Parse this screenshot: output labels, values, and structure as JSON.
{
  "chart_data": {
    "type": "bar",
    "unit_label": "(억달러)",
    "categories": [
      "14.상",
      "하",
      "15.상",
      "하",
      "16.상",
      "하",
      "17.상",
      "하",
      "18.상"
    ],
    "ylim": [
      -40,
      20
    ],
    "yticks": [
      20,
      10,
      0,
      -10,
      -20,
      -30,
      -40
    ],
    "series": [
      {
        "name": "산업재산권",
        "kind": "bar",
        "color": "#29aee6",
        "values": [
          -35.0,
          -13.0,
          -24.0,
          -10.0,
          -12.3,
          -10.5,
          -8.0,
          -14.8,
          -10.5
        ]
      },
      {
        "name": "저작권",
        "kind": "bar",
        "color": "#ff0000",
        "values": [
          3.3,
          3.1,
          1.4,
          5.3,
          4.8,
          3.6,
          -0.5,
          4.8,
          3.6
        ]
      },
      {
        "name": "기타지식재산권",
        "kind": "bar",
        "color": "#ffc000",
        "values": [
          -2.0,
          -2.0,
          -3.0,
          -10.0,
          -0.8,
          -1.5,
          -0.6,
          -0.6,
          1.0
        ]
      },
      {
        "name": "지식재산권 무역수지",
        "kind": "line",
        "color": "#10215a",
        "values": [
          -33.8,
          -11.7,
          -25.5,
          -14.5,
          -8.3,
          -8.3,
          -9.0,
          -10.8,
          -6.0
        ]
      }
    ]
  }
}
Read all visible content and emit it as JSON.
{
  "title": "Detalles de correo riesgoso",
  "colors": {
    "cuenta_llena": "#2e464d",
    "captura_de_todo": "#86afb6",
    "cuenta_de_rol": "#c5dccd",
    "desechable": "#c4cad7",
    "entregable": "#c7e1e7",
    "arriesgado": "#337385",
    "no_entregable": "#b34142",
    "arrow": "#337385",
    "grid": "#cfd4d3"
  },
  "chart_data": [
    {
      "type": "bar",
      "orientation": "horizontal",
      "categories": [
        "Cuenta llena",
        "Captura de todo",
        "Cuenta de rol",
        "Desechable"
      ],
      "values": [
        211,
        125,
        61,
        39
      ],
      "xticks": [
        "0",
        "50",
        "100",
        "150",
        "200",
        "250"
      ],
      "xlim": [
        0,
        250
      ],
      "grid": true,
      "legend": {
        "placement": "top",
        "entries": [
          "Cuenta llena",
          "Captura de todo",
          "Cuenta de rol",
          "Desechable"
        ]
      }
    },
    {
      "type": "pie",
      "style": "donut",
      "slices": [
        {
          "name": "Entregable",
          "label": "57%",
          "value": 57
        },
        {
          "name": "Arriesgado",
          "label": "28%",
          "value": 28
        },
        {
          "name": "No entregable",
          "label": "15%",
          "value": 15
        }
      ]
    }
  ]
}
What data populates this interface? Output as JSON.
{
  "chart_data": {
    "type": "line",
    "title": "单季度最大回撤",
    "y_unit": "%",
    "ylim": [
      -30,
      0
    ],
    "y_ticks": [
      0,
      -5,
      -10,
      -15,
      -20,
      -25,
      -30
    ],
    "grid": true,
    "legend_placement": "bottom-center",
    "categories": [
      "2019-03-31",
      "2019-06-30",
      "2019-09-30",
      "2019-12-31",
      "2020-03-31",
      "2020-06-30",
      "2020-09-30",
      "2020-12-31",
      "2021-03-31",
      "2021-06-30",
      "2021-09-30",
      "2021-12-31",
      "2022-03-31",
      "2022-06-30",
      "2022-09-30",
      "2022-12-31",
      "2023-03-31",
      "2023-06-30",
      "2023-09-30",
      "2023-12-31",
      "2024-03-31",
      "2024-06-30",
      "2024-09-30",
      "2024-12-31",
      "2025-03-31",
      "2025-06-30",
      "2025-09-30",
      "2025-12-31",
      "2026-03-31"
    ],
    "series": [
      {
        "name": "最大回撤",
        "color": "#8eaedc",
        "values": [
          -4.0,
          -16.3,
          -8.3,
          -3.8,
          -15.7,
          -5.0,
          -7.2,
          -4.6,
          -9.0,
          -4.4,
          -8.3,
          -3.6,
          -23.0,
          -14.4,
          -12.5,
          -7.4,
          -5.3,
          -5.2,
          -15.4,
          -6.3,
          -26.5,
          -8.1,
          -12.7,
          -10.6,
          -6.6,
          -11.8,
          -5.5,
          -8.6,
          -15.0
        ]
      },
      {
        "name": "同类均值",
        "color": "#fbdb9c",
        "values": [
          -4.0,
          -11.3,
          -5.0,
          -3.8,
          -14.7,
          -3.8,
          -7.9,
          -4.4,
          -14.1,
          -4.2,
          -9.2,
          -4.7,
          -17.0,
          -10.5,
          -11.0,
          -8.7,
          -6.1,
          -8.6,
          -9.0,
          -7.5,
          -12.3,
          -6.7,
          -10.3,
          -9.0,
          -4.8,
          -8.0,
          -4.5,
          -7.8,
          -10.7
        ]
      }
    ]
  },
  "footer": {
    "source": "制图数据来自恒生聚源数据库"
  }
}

■ Task directions
Every line above should be written out again exactly as it stands.

■ Finished answer
Parse this screenshot: output labels, values, and structure as JSON.
{
  "chart_data": {
    "type": "bar",
    "unit_label": "(억달러)",
    "categories": [
      "14.상",
      "하",
      "15.상",
      "하",
      "16.상",
      "하",
      "17.상",
      "하",
      "18.상"
    ],
    "ylim": [
      -40,
      20
    ],
    "yticks": [
      20,
      10,
      0,
      -10,
      -20,
      -30,
      -40
    ],
    "series": [
      {
        "name": "산업재산권",
        "kind": "bar",
        "color": "#29aee6",
        "values": [
          -35.0,
          -13.0,
          -24.0,
          -10.0,
          -12.3,
          -10.5,
          -8.0,
          -14.8,
          -10.5
        ]
      },
      {
        "name": "저작권",
        "kind": "bar",
        "color": "#ff0000",
        "values": [
          3.3,
          3.1,
          1.4,
          5.3,
          4.8,
          3.6,
          -0.5,
          4.8,
          3.6
        ]
      },
      {
        "name": "기타지식재산권",
        "kind": "bar",
        "color": "#ffc000",
        "values": [
          -2.0,
          -2.0,
          -3.0,
          -10.0,
          -0.8,
          -1.5,
          -0.6,
          -0.6,
          1.0
        ]
      },
      {
        "name": "지식재산권 무역수지",
        "kind": "line",
        "color": "#10215a",
        "values": [
          -33.8,
          -11.7,
          -25.5,
          -14.5,
          -8.3,
          -8.3,
          -9.0,
          -10.8,
          -6.0
        ]
      }
    ]
  }
}
Read all visible content and emit it as JSON.
{
  "title": "Detalles de correo riesgoso",
  "colors": {
    "cuenta_llena": "#2e464d",
    "captura_de_todo": "#86afb6",
    "cuenta_de_rol": "#c5dccd",
    "desechable": "#c4cad7",
    "entregable": "#c7e1e7",
    "arriesgado": "#337385",
    "no_entregable": "#b34142",
    "arrow": "#337385",
    "grid": "#cfd4d3"
  },
  "chart_data": [
    {
      "type": "bar",
      "orientation": "horizontal",
      "categories": [
        "Cuenta llena",
        "Captura de todo",
        "Cuenta de rol",
        "Desechable"
      ],
      "values": [
        211,
        125,
        61,
        39
      ],
      "xticks": [
        "0",
        "50",
        "100",
        "150",
        "200",
        "250"
      ],
      "xlim": [
        0,
        250
      ],
      "grid": true,
      "legend": {
        "placement": "top",
        "entries": [
          "Cuenta llena",
          "Captura de todo",
          "Cuenta de rol",
          "Desechable"
        ]
      }
    },
    {
      "type": "pie",
      "style": "donut",
      "slices": [
        {
          "name": "Entregable",
          "label": "57%",
          "value": 57
        },
        {
          "name": "Arriesgado",
          "label": "28%",
          "value": 28
        },
        {
          "name": "No entregable",
          "label": "15%",
          "value": 15
        }
      ]
    }
  ]
}
What data populates this interface? Output as JSON.
{
  "chart_data": {
    "type": "line",
    "title": "单季度最大回撤",
    "y_unit": "%",
    "ylim": [
      -30,
      0
    ],
    "y_ticks": [
      0,
      -5,
      -10,
      -15,
      -20,
      -25,
      -30
    ],
    "grid": true,
    "legend_placement": "bottom-center",
    "categories": [
      "2019-03-31",
      "2019-06-30",
      "2019-09-30",
      "2019-12-31",
      "2020-03-31",
      "2020-06-30",
      "2020-09-30",
      "2020-12-31",
      "2021-03-31",
      "2021-06-30",
      "2021-09-30",
      "2021-12-31",
      "2022-03-31",
      "2022-06-30",
      "2022-09-30",
      "2022-12-31",
      "2023-03-31",
      "2023-06-30",
      "2023-09-30",
      "2023-12-31",
      "2024-03-31",
      "2024-06-30",
      "2024-09-30",
      "2024-12-31",
      "2025-03-31",
      "2025-06-30",
      "2025-09-30",
      "2025-12-31",
      "2026-03-31"
    ],
    "series": [
      {
        "name": "最大回撤",
        "color": "#8eaedc",
        "values": [
          -4.0,
          -16.3,
          -8.3,
          -3.8,
          -15.7,
          -5.0,
          -7.2,
          -4.6,
          -9.0,
          -4.4,
          -8.3,
          -3.6,
          -23.0,
          -14.4,
          -12.5,
          -7.4,
          -5.3,
          -5.2,
          -15.4,
          -6.3,
          -26.5,
          -8.1,
          -12.7,
          -10.6,
          -6.6,
          -11.8,
          -5.5,
          -8.6,
          -15.0
        ]
      },
      {
        "name": "同类均值",
        "color": "#fbdb9c",
        "values": [
          -4.0,
          -11.3,
          -5.0,
          -3.8,
          -14.7,
          -3.8,
          -7.9,
          -4.4,
          -14.1,
          -4.2,
          -9.2,
          -4.7,
          -17.0,
          -10.5,
          -11.0,
          -8.7,
          -6.1,
          -8.6,
          -9.0,
          -7.5,
          -12.3,
          -6.7,
          -10.3,
          -9.0,
          -4.8,
          -8.0,
          -4.5,
          -7.8,
          -10.7
        ]
      }
    ]
  },
  "footer": {
    "source": "制图数据来自恒生聚源数据库"
  }
}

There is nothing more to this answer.